WHAT TO PRODUCE: Note each line of the entries that includes "completed". Then copy those lines.

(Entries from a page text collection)

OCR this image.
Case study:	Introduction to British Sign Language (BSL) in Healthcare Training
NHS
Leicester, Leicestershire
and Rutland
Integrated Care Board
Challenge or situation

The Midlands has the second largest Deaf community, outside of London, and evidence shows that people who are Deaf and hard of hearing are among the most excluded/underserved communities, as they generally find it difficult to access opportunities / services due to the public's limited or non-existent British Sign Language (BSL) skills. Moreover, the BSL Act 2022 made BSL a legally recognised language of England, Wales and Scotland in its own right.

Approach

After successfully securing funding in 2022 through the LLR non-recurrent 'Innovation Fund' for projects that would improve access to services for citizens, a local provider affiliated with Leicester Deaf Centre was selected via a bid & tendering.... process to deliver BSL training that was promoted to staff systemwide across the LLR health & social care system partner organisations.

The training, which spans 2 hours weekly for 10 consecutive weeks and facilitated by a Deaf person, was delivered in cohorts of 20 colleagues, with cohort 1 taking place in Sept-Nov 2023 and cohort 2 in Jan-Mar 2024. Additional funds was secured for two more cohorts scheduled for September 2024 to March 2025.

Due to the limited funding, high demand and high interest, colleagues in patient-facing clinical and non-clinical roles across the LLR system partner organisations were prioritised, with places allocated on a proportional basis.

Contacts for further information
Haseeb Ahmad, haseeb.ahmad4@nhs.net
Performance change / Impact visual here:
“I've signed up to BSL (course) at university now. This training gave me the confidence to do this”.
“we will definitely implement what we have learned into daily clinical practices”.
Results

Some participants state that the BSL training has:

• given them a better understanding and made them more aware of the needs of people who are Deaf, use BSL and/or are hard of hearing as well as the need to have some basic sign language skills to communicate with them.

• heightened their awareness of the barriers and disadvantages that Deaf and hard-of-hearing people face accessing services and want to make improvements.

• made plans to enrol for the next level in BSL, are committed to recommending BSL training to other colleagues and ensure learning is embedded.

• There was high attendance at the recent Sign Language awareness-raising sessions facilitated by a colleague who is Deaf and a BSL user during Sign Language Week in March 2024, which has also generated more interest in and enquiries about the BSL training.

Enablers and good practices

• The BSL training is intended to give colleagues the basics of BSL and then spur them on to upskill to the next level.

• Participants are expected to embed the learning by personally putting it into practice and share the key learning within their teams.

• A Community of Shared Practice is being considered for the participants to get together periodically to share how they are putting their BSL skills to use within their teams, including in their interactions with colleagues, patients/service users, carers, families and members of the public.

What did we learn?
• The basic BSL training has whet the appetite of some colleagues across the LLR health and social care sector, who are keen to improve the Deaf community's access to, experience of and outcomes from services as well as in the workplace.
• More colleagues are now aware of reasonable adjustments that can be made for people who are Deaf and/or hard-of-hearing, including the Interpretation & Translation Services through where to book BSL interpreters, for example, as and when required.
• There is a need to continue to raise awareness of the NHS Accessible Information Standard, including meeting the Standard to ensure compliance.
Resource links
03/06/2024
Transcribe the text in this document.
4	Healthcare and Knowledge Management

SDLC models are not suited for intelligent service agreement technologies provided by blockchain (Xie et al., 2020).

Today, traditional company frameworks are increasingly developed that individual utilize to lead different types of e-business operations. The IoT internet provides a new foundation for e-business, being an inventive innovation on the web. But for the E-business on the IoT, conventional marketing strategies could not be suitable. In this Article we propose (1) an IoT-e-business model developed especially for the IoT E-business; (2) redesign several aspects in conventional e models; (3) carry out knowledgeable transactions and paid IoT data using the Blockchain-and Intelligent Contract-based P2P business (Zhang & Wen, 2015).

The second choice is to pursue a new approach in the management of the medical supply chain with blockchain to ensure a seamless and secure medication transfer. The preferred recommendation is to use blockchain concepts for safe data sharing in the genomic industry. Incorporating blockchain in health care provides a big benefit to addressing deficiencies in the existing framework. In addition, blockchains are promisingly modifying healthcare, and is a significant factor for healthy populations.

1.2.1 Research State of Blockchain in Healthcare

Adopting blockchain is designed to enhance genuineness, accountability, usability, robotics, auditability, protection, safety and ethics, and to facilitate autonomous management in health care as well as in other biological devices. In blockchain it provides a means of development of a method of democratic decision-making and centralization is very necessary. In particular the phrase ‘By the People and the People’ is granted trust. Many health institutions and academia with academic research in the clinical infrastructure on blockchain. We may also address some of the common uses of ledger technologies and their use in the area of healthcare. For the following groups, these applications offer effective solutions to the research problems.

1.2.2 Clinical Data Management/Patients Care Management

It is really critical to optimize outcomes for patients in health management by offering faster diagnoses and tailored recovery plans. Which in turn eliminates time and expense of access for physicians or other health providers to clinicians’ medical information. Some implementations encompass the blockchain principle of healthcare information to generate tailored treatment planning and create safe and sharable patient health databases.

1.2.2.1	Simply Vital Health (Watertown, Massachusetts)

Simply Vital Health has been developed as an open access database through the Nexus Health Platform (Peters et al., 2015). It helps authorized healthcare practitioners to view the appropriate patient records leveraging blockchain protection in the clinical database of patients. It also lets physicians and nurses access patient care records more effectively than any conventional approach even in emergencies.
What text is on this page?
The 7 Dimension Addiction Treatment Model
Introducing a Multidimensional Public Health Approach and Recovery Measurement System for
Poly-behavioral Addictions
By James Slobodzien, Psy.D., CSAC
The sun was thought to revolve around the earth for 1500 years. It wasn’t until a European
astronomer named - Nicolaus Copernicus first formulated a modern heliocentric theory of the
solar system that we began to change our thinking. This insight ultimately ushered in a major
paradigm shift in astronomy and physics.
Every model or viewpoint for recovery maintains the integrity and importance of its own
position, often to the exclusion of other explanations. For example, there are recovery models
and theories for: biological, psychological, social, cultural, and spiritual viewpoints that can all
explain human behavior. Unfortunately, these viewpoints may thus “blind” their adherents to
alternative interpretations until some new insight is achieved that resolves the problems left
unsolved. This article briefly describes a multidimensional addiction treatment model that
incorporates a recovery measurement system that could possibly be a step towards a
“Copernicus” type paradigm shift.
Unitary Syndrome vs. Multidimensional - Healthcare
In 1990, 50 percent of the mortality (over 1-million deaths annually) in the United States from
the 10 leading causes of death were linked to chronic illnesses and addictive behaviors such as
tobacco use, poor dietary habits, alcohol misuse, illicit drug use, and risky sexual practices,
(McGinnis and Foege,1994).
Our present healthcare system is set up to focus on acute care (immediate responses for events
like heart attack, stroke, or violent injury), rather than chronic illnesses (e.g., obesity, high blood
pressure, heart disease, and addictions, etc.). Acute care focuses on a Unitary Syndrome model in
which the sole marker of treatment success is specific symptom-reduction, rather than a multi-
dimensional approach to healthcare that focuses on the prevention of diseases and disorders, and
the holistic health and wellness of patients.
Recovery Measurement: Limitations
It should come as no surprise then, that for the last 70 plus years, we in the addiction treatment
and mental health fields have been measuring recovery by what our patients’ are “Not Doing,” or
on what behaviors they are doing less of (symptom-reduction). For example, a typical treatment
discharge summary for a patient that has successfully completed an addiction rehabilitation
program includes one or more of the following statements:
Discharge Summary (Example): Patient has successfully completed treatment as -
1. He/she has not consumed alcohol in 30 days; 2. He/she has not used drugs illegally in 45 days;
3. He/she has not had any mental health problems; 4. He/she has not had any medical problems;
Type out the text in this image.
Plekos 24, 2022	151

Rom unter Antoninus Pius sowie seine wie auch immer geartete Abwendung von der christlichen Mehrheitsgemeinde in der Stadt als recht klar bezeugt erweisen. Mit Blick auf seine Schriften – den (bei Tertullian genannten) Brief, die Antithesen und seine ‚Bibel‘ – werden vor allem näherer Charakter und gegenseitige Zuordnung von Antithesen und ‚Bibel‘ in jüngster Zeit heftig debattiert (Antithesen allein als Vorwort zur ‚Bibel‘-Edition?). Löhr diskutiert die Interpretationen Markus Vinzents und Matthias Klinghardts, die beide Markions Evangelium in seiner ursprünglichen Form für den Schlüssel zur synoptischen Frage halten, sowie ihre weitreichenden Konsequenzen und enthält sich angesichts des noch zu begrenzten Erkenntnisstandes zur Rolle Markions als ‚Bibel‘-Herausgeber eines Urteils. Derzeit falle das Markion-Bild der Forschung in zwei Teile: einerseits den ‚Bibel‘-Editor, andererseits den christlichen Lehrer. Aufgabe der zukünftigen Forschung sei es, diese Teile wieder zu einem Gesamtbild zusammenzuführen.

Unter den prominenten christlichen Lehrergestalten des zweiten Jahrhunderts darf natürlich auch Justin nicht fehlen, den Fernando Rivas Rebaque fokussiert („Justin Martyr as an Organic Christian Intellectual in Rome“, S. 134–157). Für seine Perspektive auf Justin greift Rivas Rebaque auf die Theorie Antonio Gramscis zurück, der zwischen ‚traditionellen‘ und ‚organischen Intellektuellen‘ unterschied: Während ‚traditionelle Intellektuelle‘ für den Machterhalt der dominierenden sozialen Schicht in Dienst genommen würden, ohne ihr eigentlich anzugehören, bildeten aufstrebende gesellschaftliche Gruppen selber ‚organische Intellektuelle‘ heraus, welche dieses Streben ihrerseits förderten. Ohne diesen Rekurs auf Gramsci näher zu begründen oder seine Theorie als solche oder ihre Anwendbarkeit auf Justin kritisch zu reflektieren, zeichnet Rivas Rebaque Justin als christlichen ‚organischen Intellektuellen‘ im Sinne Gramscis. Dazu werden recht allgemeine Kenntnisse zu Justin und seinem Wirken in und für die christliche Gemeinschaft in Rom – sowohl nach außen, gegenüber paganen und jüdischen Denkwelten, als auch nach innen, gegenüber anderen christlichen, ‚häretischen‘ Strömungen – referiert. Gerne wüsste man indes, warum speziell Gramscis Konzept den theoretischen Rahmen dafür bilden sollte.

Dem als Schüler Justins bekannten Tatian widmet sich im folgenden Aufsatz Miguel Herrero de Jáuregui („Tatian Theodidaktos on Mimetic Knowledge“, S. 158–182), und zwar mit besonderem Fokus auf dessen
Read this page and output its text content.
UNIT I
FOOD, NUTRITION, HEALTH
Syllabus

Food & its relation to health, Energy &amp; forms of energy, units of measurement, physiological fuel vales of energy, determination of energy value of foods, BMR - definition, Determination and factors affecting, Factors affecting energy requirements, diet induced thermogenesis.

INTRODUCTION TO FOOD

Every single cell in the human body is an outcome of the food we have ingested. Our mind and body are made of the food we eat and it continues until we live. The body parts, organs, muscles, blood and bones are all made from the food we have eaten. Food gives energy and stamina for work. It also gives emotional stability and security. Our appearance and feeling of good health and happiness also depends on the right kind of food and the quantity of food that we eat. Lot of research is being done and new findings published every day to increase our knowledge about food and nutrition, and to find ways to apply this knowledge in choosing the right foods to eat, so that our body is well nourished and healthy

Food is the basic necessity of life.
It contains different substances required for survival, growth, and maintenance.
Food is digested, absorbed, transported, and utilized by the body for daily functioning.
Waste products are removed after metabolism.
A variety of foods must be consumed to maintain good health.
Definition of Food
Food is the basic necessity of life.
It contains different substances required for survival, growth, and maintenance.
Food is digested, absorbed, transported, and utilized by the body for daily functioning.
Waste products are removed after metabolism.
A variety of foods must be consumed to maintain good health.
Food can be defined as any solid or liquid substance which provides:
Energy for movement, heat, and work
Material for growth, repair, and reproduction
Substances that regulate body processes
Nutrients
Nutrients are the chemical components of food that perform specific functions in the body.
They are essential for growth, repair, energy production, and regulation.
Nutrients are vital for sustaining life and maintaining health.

SOLUTION:
discharge summary for a patient that has successfully completed an addiction rehabilitation
Discharge Summary (Example): Patient has successfully completed treatment as -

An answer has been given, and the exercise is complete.